Текст
____________
М. С. спеленала его простыней, одеялами и связала несколькими полотенцами.
Хлебников лежал и наслаждался.
М. С. всунула ему в рот конфетку.
– Витя, вам хорошо?
– Да, очень хорошо! (Все это тихим, пискливым голосом.)
И в полном блаженстве Хлебников пролежал так несколько часов».
Немудрено, что Хлебников стал святым и даже Христом русского авангарда, а Маяковскому на роду было написано всюду оказываться «Тринадцатым апостолом». Что такое «Тринадцатый апостол»? Он безусловно входит в круг учеников Христа, но – несчастливое, «лишнее» число, тринадцатая спица в колесе, – обречен всегда быть против: верует он, может, и поглубже других, но именно глубина этой веры заставляет его вечно оказываться в оппозиции. Он требует абсолютной подлинности, идеального совершенства, ревнует Христа к остальным, хочет быть единственным, – в общем, не самый удобный апостол. Так что конфликт Христа российского футуризма и его строптивого ученика был предрешен так же, как и богоборчество Маяковского, едва ли не самое христианское явление в русской литературе XX века.
____________
Материал
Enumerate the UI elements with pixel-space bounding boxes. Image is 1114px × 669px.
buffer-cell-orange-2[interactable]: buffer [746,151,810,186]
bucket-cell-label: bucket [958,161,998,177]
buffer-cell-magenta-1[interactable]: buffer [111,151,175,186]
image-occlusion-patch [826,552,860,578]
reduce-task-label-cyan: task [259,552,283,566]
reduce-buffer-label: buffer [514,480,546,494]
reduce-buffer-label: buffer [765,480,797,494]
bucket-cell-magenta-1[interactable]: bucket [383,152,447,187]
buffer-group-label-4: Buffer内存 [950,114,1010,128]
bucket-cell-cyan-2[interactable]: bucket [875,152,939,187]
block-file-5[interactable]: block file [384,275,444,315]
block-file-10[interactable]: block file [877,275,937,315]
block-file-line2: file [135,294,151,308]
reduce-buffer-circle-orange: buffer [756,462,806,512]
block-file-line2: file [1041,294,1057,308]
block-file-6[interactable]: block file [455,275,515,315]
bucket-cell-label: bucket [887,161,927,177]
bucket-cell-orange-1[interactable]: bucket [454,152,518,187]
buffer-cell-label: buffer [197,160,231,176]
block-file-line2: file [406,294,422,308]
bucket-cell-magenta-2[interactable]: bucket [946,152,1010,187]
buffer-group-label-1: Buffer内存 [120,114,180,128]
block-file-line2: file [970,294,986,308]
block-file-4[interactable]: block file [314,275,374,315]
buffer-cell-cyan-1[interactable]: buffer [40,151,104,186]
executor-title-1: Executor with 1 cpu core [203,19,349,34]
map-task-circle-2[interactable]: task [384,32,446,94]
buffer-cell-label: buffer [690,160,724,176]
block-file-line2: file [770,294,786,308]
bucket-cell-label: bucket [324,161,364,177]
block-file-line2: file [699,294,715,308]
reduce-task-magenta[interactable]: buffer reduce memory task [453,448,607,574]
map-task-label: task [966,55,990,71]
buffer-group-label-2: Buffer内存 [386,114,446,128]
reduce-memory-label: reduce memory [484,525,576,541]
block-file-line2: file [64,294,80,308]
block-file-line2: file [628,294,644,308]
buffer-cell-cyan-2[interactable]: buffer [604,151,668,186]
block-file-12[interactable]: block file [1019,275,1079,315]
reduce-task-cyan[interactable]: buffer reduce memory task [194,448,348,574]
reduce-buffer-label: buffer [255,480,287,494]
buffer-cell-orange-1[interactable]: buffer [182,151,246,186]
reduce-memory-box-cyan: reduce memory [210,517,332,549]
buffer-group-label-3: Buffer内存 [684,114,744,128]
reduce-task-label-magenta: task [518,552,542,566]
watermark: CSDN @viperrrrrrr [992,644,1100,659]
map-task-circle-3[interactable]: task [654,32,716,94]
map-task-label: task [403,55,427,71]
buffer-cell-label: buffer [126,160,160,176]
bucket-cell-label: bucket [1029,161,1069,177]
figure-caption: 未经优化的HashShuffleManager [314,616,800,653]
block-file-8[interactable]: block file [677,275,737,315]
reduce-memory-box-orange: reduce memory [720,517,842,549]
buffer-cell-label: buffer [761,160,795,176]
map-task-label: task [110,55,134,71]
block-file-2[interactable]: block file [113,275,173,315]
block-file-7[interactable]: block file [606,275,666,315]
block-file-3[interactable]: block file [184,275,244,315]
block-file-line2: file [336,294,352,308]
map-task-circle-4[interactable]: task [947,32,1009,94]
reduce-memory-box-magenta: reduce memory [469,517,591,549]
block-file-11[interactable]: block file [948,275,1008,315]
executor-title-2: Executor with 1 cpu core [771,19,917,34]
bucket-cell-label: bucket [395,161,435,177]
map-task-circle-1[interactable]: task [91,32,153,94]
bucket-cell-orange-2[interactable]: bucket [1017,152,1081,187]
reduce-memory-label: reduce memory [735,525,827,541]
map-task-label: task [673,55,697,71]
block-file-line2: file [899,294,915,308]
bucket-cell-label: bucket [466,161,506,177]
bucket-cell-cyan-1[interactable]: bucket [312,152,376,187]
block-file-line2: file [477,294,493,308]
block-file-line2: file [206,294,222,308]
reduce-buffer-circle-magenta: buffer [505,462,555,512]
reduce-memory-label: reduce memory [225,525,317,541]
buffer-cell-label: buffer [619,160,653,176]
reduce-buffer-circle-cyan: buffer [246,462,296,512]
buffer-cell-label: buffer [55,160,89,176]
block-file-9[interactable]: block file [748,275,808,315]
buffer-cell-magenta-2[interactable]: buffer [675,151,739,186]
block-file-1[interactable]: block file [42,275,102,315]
____________
Задание
Перепишите целиком, без единого изменения, приведенный выше текст о Хлебникове и Маяковском.

Ответ
М. С. спеленала его простыней, одеялами и связала несколькими полотенцами.
Хлебников лежал и наслаждался.
М. С. всунула ему в рот конфетку.
– Витя, вам хорошо?
– Да, очень хорошо! (Все это тихим, пискливым голосом.)
И в полном блаженстве Хлебников пролежал так несколько часов».
Немудрено, что Хлебников стал святым и даже Христом русского авангарда, а Маяковскому на роду было написано всюду оказываться «Тринадцатым апостолом». Что такое «Тринадцатый апостол»? Он безусловно входит в круг учеников Христа, но – несчастливое, «лишнее» число, тринадцатая спица в колесе, – обречен всегда быть против: верует он, может, и поглубже других, но именно глубина этой веры заставляет его вечно оказываться в оппозиции. Он требует абсолютной подлинности, идеального совершенства, ревнует Христа к остальным, хочет быть единственным, – в общем, не самый удобный апостол. Так что конфликт Христа российского футуризма и его строптивого ученика был предрешен так же, как и богоборчество Маяковского, едва ли не самое христианское явление в русской литературе XX века.